▶ _STATED TASK_: Copy all the material below, exactly as it stands.

>>>>

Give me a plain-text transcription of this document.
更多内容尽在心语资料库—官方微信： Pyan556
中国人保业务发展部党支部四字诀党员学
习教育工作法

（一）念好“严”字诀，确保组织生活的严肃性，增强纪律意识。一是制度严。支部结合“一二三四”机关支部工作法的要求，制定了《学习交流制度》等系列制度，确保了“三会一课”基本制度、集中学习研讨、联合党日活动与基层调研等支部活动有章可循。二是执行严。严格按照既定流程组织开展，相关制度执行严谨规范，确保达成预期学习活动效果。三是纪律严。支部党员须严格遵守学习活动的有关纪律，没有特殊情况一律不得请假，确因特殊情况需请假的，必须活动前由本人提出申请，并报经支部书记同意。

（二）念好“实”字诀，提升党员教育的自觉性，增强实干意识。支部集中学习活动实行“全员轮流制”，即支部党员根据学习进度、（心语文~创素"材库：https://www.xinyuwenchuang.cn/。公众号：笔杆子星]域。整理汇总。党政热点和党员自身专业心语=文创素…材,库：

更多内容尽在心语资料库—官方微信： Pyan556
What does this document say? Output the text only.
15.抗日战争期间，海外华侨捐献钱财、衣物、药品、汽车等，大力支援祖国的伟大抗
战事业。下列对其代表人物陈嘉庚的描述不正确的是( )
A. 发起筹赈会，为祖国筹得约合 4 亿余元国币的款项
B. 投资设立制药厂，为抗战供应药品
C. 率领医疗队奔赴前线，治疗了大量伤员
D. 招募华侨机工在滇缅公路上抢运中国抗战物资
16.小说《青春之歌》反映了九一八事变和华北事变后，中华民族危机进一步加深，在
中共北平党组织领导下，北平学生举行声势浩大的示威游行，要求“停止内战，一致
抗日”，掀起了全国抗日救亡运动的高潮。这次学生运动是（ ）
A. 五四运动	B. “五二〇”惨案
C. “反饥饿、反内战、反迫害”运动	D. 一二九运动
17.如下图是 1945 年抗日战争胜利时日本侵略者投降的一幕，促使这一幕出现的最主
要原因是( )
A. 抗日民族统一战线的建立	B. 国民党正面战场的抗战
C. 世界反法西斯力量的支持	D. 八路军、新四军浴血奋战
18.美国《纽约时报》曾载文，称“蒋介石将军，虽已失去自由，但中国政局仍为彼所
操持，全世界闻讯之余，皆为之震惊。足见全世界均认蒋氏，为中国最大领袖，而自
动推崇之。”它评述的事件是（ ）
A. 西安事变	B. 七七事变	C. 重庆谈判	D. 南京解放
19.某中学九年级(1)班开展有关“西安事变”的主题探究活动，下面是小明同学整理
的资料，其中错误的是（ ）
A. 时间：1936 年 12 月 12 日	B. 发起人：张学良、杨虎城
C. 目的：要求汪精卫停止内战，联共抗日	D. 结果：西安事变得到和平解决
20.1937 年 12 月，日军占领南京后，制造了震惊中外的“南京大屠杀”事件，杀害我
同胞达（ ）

<<<<

▶ _REPLY TO THE EXERCISE_:
Give me a plain-text transcription of this document.
更多内容尽在心语资料库—官方微信： Pyan556
中国人保业务发展部党支部四字诀党员学
习教育工作法

（一）念好“严”字诀，确保组织生活的严肃性，增强纪律意识。一是制度严。支部结合“一二三四”机关支部工作法的要求，制定了《学习交流制度》等系列制度，确保了“三会一课”基本制度、集中学习研讨、联合党日活动与基层调研等支部活动有章可循。二是执行严。严格按照既定流程组织开展，相关制度执行严谨规范，确保达成预期学习活动效果。三是纪律严。支部党员须严格遵守学习活动的有关纪律，没有特殊情况一律不得请假，确因特殊情况需请假的，必须活动前由本人提出申请，并报经支部书记同意。

（二）念好“实”字诀，提升党员教育的自觉性，增强实干意识。支部集中学习活动实行“全员轮流制”，即支部党员根据学习进度、（心语文~创素"材库：https://www.xinyuwenchuang.cn/。公众号：笔杆子星]域。整理汇总。党政热点和党员自身专业心语=文创素…材,库：

更多内容尽在心语资料库—官方微信： Pyan556
What does this document say? Output the text only.
15.抗日战争期间，海外华侨捐献钱财、衣物、药品、汽车等，大力支援祖国的伟大抗
战事业。下列对其代表人物陈嘉庚的描述不正确的是( )
A. 发起筹赈会，为祖国筹得约合 4 亿余元国币的款项
B. 投资设立制药厂，为抗战供应药品
C. 率领医疗队奔赴前线，治疗了大量伤员
D. 招募华侨机工在滇缅公路上抢运中国抗战物资
16.小说《青春之歌》反映了九一八事变和华北事变后，中华民族危机进一步加深，在
中共北平党组织领导下，北平学生举行声势浩大的示威游行，要求“停止内战，一致
抗日”，掀起了全国抗日救亡运动的高潮。这次学生运动是（ ）
A. 五四运动	B. “五二〇”惨案
C. “反饥饿、反内战、反迫害”运动	D. 一二九运动
17.如下图是 1945 年抗日战争胜利时日本侵略者投降的一幕，促使这一幕出现的最主
要原因是( )
A. 抗日民族统一战线的建立	B. 国民党正面战场的抗战
C. 世界反法西斯力量的支持	D. 八路军、新四军浴血奋战
18.美国《纽约时报》曾载文，称“蒋介石将军，虽已失去自由，但中国政局仍为彼所
操持，全世界闻讯之余，皆为之震惊。足见全世界均认蒋氏，为中国最大领袖，而自
动推崇之。”它评述的事件是（ ）
A. 西安事变	B. 七七事变	C. 重庆谈判	D. 南京解放
19.某中学九年级(1)班开展有关“西安事变”的主题探究活动，下面是小明同学整理
的资料，其中错误的是（ ）
A. 时间：1936 年 12 月 12 日	B. 发起人：张学良、杨虎城
C. 目的：要求汪精卫停止内战，联共抗日	D. 结果：西安事变得到和平解决
20.1937 年 12 月，日军占领南京后，制造了震惊中外的“南京大屠杀”事件，杀害我
同胞达（ ）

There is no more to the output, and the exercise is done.